• _RECORDS_:
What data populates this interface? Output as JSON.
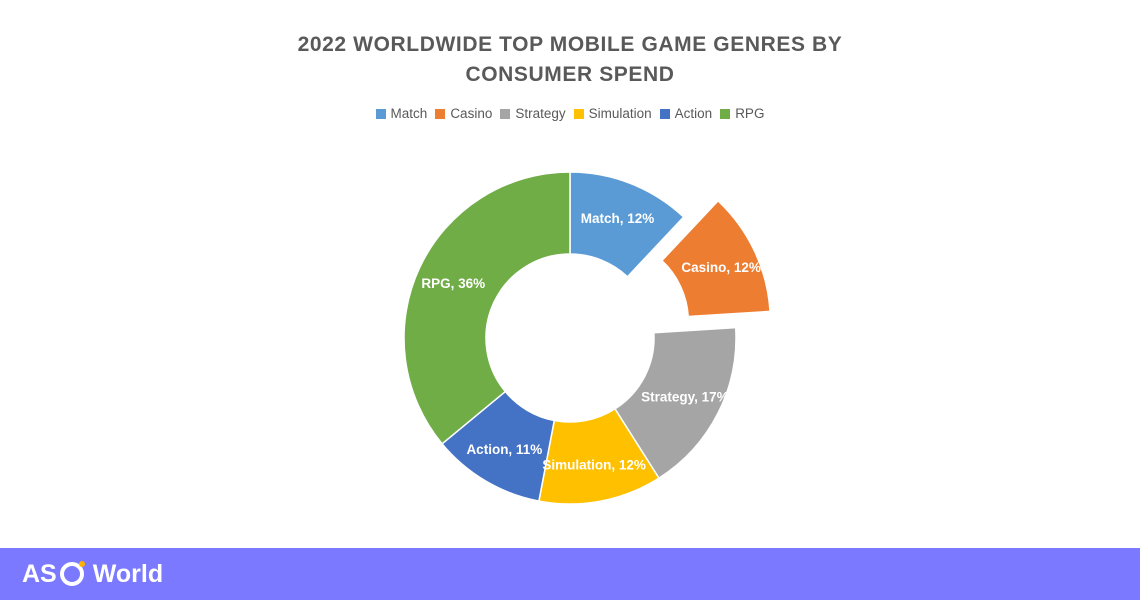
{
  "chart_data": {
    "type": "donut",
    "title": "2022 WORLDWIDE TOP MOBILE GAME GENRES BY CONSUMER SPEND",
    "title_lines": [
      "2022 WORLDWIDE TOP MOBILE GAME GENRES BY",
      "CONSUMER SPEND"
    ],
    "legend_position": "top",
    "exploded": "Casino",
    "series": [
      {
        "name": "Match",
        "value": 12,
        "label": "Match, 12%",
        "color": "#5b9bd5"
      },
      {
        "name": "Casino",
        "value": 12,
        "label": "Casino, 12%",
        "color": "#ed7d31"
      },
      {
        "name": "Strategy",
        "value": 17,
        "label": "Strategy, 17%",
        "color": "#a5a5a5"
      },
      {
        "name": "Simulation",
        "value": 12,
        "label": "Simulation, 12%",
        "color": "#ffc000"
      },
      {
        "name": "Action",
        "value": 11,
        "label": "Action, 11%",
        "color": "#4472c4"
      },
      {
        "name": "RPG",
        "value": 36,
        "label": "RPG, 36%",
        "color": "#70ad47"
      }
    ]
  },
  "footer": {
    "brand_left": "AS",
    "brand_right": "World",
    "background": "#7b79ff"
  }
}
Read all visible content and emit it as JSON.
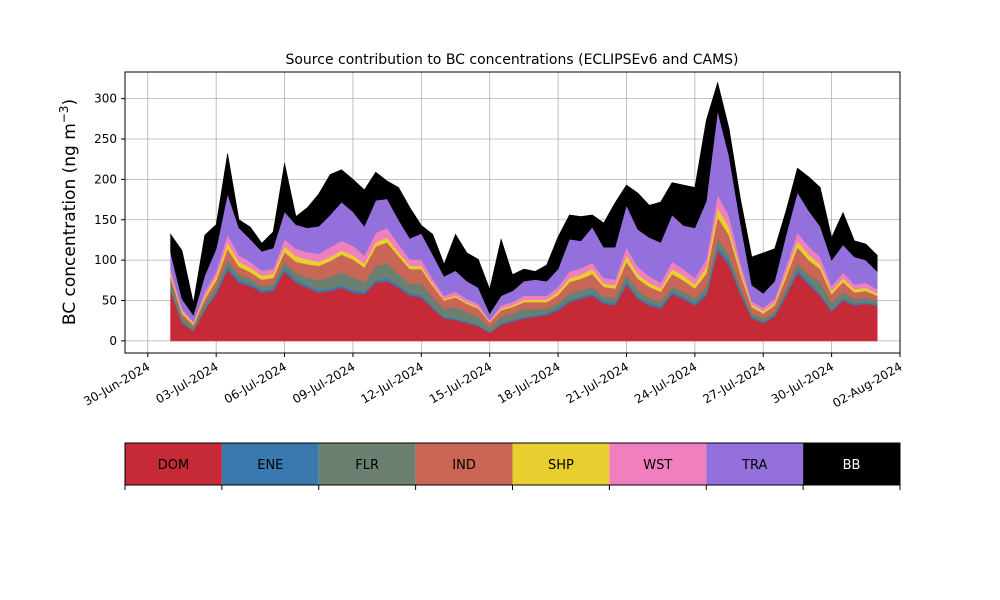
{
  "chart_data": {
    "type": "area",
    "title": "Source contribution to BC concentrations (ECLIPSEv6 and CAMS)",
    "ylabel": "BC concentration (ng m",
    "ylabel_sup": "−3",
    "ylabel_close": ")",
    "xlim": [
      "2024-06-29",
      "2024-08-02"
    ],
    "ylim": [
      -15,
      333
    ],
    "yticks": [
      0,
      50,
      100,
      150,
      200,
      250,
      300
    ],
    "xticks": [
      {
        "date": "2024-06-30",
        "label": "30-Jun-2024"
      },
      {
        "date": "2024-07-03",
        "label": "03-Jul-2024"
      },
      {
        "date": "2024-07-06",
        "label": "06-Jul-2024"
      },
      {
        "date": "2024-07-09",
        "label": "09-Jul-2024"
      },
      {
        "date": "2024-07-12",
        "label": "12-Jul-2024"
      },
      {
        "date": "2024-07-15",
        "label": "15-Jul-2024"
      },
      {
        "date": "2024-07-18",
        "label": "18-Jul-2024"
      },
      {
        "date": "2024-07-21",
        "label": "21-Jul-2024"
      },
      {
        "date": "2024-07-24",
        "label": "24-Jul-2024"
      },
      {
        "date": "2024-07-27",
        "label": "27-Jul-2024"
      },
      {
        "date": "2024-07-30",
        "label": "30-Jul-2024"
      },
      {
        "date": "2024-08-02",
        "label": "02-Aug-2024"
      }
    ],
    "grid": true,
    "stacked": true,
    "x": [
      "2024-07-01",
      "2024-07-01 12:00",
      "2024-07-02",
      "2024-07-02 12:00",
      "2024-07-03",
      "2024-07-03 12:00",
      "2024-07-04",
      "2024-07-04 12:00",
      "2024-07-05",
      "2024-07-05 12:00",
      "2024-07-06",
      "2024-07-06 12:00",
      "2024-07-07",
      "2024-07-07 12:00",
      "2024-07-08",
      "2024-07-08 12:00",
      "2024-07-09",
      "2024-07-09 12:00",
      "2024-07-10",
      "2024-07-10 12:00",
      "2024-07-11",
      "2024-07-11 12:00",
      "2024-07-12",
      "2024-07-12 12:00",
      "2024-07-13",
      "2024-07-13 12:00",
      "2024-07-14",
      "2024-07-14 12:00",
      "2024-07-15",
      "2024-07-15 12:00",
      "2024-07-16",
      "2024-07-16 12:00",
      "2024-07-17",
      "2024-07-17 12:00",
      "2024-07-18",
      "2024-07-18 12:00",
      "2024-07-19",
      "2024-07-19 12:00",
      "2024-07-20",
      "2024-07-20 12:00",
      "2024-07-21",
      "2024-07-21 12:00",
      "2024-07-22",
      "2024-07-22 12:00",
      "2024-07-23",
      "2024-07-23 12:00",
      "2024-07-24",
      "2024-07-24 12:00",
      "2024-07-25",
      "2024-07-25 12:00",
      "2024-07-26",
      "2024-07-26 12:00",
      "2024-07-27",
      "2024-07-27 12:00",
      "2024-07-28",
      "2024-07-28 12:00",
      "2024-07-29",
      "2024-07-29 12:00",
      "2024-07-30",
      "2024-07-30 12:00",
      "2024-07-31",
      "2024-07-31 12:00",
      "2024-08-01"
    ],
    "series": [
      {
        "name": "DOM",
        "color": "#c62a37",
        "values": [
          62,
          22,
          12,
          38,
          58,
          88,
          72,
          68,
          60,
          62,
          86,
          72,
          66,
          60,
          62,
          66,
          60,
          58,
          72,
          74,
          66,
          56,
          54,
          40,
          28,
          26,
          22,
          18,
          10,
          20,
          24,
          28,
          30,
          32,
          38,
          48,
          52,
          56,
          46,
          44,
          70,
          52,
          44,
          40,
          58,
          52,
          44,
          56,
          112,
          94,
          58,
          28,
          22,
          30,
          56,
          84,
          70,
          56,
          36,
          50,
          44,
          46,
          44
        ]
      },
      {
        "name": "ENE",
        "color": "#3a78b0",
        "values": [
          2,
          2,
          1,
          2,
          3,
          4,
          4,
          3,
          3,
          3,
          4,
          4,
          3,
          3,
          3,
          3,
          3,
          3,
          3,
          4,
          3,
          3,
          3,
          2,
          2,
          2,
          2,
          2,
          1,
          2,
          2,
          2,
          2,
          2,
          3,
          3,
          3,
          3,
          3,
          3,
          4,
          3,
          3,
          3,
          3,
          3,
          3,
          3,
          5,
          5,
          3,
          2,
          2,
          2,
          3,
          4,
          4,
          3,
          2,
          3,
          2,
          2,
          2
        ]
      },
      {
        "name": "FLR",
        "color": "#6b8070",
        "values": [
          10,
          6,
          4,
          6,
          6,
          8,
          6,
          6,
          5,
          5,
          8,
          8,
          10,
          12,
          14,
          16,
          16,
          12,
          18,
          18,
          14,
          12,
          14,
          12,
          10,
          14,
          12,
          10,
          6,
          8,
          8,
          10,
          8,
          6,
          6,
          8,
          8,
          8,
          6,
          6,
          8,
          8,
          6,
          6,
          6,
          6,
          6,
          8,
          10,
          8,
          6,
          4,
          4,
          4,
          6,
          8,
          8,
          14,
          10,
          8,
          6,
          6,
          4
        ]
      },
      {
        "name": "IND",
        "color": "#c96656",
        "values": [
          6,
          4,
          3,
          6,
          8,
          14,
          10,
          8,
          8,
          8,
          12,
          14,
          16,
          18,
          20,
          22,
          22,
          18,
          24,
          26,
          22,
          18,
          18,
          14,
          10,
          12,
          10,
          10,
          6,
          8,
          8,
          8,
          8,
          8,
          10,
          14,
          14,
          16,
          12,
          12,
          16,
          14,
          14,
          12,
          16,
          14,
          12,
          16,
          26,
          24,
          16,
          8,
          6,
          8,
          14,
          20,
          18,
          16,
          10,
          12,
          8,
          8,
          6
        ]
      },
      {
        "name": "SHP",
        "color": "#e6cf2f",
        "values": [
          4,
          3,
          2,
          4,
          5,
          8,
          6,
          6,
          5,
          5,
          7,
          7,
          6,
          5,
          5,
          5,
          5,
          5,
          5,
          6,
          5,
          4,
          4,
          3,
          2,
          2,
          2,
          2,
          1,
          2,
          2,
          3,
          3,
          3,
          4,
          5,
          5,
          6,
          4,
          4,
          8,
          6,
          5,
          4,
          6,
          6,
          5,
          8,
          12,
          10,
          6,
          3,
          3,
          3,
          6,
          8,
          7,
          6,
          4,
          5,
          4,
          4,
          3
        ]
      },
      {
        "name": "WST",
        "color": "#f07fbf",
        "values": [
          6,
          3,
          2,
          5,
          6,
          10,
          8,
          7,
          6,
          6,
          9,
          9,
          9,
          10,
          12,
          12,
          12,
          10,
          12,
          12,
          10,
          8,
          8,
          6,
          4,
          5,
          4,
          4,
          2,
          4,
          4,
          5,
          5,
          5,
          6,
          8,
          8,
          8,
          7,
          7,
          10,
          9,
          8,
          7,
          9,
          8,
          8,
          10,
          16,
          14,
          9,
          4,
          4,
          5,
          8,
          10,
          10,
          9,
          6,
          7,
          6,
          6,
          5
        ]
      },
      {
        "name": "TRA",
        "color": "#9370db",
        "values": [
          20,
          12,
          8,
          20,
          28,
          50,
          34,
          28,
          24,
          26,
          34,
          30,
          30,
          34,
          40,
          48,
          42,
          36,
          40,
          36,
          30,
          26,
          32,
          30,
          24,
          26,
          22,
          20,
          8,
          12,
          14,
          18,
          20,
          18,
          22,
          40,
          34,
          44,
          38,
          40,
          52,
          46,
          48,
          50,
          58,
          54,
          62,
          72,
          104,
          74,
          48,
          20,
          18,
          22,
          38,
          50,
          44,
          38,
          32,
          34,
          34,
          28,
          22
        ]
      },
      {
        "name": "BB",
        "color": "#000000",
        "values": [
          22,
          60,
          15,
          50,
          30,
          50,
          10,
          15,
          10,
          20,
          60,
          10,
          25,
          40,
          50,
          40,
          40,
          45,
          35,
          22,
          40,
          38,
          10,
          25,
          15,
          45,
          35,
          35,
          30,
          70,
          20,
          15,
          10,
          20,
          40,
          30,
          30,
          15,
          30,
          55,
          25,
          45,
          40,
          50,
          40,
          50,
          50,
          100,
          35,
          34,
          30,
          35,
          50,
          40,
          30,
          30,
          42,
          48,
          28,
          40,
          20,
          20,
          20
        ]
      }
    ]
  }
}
==
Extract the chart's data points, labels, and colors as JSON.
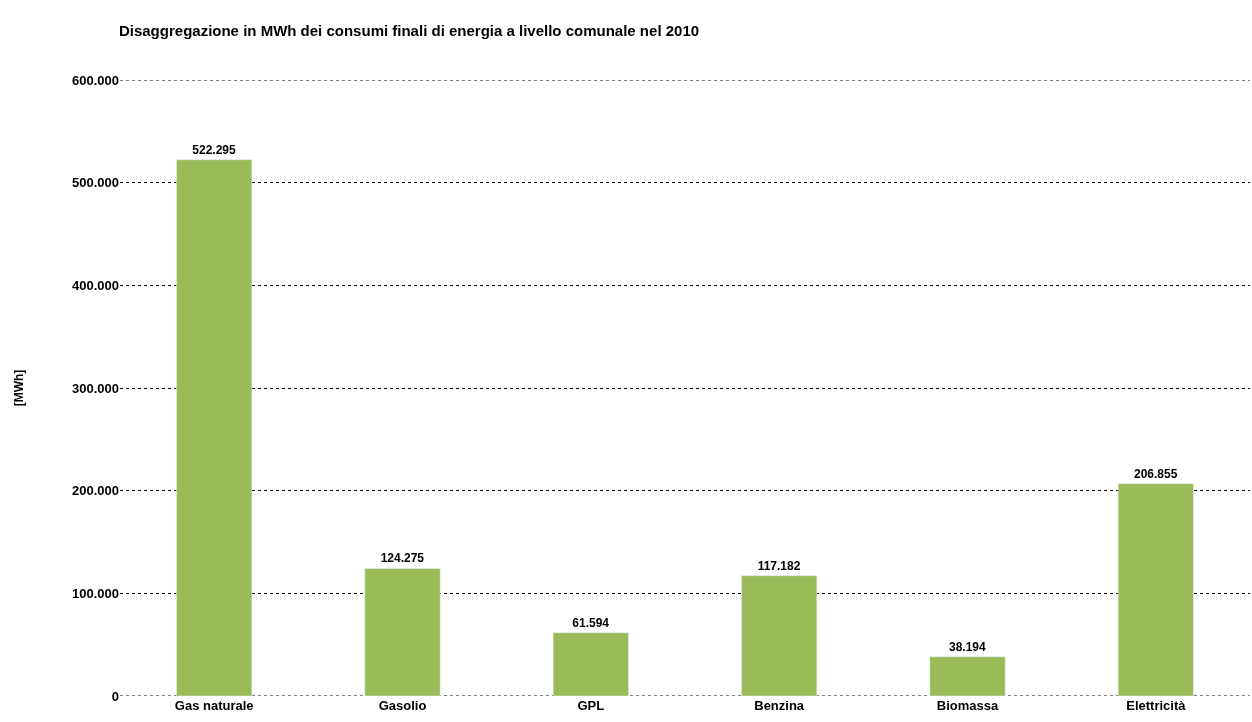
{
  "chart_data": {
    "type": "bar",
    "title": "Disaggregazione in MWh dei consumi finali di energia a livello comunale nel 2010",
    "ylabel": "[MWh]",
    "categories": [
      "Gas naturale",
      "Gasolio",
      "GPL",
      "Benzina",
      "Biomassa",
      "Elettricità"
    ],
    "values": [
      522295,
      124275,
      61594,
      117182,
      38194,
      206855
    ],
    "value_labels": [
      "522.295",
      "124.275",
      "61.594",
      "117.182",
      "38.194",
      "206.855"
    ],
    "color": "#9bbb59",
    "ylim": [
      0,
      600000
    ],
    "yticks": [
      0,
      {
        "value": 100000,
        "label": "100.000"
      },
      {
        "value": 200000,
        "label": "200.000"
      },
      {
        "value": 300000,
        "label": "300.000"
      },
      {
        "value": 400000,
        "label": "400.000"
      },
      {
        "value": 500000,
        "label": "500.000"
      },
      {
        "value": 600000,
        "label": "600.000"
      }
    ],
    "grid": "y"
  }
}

• _REQUIREMENT_: Report every line containing the word "GENRES" from the listing above.

• _WRITTEN SOLUTION_:
    "title": "2022 WORLDWIDE TOP MOBILE GAME GENRES BY CONSUMER SPEND",
      "2022 WORLDWIDE TOP MOBILE GAME GENRES BY",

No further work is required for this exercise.